Comb the records below for the string "ylabel" and copy each line where it turns up.

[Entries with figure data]
__________

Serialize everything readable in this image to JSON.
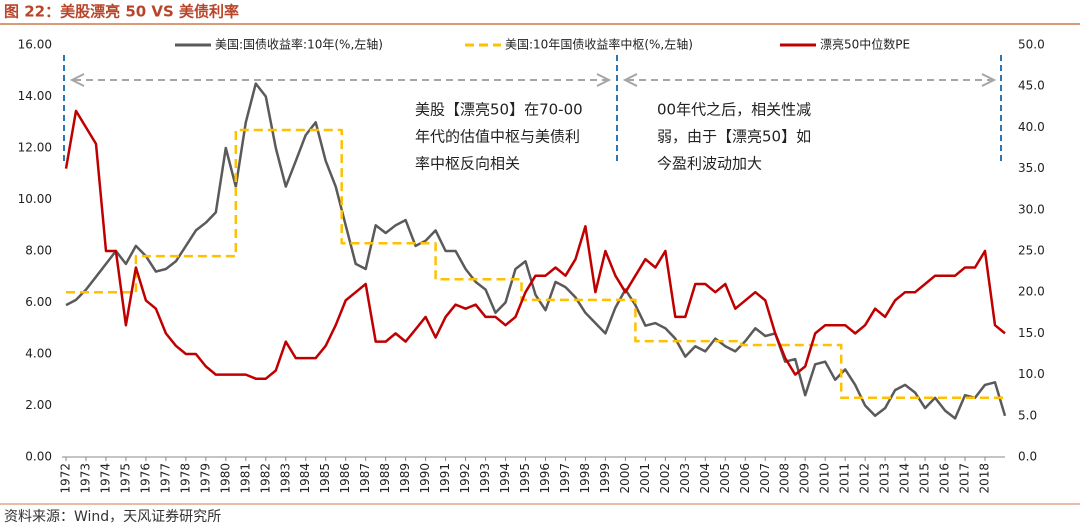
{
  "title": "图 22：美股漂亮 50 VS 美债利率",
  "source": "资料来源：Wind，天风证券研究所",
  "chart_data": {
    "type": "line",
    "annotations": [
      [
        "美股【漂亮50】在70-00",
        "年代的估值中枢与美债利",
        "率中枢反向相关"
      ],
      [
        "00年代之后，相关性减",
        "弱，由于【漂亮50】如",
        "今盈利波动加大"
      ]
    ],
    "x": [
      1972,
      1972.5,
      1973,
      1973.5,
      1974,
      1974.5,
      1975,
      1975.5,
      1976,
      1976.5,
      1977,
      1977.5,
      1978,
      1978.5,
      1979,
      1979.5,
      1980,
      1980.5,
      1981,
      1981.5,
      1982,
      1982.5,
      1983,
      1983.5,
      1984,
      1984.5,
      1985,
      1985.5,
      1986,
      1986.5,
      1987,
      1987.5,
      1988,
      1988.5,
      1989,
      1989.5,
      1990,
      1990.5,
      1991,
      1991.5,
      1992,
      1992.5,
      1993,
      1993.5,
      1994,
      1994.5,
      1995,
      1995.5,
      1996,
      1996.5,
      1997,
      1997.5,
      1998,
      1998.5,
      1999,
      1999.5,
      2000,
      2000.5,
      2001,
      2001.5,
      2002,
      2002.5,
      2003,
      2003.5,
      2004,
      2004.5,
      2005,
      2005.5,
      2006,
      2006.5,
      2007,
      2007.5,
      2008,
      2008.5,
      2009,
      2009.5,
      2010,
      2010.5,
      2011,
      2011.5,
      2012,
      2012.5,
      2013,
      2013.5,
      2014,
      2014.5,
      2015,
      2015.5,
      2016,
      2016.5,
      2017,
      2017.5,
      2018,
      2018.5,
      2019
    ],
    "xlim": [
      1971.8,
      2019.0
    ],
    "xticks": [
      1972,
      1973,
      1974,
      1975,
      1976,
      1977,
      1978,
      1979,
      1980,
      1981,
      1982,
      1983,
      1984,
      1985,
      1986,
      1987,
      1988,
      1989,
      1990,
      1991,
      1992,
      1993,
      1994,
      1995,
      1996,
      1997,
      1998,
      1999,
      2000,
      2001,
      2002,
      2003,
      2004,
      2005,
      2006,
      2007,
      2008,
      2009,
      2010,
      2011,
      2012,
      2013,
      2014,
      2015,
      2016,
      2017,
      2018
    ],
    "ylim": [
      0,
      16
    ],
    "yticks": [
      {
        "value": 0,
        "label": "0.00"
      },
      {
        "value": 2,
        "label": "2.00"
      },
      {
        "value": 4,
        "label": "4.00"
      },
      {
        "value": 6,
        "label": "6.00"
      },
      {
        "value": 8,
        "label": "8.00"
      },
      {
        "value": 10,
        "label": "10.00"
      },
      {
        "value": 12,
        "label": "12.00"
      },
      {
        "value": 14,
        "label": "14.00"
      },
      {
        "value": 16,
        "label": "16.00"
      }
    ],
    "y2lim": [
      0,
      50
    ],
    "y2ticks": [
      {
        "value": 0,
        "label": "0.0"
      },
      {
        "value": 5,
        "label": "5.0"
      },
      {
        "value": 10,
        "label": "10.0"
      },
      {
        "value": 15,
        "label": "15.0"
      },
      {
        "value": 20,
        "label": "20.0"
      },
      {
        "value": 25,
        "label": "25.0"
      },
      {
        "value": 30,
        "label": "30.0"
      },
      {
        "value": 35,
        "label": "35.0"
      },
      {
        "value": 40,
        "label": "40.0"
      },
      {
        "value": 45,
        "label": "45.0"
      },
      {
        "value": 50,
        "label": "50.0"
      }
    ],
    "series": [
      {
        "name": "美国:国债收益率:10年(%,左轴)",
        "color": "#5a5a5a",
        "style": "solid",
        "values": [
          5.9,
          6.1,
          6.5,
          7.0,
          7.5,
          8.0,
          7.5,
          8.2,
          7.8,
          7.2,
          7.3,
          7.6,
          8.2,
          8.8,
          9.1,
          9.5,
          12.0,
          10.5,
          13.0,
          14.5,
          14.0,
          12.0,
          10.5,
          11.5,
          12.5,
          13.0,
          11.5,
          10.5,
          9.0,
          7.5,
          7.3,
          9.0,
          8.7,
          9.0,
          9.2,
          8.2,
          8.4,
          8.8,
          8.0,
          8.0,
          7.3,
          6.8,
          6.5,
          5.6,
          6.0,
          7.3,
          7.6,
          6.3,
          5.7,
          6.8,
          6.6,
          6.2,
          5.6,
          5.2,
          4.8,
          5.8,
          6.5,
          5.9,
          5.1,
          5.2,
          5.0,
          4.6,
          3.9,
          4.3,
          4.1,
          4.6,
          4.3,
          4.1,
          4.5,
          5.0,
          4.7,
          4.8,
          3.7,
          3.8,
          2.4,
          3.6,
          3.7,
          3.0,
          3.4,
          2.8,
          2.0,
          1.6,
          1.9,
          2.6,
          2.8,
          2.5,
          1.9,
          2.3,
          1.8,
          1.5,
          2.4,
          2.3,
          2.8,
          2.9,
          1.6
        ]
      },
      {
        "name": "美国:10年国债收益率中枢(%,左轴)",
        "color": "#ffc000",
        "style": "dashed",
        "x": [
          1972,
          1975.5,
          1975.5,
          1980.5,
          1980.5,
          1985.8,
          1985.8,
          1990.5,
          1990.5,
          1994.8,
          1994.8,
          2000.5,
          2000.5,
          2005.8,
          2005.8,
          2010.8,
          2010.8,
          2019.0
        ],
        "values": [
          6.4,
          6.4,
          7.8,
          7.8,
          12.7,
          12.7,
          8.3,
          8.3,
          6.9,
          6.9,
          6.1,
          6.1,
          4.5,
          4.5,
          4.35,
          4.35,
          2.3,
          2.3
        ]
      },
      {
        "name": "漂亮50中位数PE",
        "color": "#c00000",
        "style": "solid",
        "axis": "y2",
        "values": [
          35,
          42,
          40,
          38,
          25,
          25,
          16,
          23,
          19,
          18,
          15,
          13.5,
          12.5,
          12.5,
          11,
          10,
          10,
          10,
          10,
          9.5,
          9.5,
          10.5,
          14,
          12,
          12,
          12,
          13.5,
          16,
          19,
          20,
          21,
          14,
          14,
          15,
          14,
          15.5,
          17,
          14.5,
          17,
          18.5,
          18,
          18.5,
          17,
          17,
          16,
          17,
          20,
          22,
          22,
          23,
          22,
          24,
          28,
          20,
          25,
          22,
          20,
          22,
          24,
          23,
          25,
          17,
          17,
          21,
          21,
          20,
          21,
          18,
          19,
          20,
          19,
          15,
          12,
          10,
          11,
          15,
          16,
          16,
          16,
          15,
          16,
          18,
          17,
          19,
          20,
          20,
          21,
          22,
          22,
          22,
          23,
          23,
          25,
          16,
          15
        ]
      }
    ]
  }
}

__________

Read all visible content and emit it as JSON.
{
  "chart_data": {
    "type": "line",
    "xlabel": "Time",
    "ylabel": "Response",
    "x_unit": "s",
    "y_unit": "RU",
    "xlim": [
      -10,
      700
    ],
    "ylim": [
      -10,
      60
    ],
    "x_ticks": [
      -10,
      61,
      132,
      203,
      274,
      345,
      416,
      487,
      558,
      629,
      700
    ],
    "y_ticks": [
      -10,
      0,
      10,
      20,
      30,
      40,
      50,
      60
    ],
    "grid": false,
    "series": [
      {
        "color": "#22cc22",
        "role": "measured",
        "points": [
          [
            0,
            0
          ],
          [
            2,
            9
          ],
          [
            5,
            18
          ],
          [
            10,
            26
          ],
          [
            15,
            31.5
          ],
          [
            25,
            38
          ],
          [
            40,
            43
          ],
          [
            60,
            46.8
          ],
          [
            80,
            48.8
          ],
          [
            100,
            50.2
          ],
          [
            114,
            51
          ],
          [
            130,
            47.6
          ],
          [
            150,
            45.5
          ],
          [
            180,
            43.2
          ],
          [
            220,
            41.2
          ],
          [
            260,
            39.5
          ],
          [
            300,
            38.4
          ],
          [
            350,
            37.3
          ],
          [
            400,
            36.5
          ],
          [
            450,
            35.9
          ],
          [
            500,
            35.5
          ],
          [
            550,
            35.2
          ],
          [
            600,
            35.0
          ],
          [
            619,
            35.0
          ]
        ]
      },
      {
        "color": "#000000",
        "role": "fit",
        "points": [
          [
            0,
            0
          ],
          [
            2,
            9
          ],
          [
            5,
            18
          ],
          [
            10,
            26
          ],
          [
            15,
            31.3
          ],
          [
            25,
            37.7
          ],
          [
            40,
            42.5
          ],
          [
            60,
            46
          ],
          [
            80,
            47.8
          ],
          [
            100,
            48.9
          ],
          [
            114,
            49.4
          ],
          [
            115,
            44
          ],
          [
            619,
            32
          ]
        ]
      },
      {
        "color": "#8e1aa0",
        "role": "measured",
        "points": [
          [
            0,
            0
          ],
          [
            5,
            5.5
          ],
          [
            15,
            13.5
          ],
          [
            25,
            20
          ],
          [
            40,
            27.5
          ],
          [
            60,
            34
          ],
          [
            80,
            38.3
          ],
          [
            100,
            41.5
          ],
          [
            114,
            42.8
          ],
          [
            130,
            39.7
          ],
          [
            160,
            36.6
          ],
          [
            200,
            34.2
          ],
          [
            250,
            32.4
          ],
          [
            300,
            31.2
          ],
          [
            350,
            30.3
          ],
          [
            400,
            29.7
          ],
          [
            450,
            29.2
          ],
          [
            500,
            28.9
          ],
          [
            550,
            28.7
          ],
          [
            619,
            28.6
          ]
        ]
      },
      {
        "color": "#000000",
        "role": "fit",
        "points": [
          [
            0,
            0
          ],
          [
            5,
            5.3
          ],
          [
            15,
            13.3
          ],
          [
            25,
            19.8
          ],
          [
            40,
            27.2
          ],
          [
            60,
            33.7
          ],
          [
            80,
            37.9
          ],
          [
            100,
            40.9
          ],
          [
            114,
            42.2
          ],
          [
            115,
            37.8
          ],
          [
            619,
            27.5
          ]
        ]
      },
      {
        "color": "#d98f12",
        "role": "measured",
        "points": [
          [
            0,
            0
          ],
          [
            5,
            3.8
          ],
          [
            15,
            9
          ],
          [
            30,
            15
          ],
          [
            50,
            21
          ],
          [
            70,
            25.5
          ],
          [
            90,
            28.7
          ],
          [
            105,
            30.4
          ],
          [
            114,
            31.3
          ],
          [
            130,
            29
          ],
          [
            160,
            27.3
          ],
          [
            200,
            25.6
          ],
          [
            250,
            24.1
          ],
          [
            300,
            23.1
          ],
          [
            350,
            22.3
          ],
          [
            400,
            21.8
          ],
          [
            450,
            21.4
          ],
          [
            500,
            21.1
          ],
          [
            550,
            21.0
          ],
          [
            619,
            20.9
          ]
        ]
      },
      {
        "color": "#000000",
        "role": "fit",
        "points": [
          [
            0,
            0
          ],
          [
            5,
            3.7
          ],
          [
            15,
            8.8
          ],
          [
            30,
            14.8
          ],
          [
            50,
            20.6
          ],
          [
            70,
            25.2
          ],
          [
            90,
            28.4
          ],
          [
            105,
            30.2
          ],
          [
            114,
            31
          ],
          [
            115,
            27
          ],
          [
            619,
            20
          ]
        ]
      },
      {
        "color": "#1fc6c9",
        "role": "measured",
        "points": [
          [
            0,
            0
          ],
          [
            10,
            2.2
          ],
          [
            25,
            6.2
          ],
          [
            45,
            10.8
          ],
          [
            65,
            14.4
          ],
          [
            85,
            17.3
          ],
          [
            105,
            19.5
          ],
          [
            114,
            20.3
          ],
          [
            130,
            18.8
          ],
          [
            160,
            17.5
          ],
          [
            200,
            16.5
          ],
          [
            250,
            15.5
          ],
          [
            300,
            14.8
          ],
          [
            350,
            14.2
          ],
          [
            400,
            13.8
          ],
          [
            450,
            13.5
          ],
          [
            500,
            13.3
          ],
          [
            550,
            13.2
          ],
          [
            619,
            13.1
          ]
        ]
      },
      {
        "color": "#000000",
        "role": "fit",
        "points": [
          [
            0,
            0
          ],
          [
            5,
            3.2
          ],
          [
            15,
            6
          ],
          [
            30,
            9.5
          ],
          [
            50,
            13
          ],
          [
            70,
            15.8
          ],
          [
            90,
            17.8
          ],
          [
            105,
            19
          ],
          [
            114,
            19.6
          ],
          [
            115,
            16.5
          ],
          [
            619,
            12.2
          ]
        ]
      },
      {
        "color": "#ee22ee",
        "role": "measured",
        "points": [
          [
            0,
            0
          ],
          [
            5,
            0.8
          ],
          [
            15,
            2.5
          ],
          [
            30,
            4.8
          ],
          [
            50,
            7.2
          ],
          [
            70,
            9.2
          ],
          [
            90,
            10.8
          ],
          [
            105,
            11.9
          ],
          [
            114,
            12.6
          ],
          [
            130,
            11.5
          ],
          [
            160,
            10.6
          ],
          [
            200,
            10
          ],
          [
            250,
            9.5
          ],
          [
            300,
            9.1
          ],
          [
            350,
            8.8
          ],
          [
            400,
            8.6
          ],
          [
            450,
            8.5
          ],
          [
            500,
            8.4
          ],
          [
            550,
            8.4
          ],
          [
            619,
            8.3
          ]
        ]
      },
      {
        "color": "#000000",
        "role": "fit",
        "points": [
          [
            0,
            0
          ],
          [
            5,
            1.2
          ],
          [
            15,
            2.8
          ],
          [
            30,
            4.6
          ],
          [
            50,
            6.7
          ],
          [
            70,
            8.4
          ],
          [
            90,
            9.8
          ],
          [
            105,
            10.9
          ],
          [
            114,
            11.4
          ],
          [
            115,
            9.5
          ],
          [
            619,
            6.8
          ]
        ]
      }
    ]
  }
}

__________

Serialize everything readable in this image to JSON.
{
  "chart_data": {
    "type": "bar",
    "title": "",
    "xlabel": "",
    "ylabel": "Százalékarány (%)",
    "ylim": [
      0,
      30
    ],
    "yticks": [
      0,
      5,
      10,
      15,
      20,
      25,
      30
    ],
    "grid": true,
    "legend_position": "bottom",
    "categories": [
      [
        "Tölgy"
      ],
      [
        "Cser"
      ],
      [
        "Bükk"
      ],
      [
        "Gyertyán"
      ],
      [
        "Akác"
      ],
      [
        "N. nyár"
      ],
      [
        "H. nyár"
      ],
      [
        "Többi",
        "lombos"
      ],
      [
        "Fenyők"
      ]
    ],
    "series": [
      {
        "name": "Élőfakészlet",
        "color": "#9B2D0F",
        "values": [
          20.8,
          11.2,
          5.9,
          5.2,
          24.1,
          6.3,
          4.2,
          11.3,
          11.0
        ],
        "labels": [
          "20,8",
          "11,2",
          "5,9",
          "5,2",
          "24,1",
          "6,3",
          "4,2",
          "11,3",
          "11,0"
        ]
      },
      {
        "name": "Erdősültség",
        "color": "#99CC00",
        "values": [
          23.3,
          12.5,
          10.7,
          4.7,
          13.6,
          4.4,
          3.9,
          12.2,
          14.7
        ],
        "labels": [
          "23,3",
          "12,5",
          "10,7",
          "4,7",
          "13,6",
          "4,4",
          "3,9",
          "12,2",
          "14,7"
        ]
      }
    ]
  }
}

__________

RESPONSE:
    "ylabel": "Response",
    "ylabel": "Százalékarány (%)",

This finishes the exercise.